[Stored data]
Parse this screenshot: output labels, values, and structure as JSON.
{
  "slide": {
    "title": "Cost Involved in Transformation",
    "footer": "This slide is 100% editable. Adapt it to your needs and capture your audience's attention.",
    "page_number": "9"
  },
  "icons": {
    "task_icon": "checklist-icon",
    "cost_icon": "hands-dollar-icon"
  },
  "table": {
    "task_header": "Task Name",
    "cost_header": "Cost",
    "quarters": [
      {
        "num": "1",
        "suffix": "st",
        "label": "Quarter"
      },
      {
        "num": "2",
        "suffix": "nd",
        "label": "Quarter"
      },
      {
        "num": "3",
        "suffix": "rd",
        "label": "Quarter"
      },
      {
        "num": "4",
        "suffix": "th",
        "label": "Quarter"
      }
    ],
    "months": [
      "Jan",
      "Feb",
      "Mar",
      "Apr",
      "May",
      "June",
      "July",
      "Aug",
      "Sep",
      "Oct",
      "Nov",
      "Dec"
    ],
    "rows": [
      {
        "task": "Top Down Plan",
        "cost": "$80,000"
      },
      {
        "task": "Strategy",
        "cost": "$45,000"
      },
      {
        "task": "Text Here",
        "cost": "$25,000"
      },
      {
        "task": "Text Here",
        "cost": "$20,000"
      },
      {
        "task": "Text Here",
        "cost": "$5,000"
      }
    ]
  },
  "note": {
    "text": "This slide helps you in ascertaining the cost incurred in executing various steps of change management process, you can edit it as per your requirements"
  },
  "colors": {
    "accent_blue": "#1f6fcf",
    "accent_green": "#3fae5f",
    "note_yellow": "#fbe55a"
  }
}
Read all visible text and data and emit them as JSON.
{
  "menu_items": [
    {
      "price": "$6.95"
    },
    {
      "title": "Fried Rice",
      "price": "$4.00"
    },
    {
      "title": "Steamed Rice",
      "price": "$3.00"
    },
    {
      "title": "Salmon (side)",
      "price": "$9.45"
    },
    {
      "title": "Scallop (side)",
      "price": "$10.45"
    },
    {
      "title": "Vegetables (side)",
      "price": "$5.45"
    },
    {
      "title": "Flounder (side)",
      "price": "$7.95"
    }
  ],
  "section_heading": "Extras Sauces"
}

STATED EXERCISE: Locate the line that contains "Read all visible". Repeat it and every line after it, up to and including the final line, exactly.

ANSWER TO THIS TASK:
Read all visible text and data and emit them as JSON.
{
  "menu_items": [
    {
      "price": "$6.95"
    },
    {
      "title": "Fried Rice",
      "price": "$4.00"
    },
    {
      "title": "Steamed Rice",
      "price": "$3.00"
    },
    {
      "title": "Salmon (side)",
      "price": "$9.45"
    },
    {
      "title": "Scallop (side)",
      "price": "$10.45"
    },
    {
      "title": "Vegetables (side)",
      "price": "$5.45"
    },
    {
      "title": "Flounder (side)",
      "price": "$7.95"
    }
  ],
  "section_heading": "Extras Sauces"
}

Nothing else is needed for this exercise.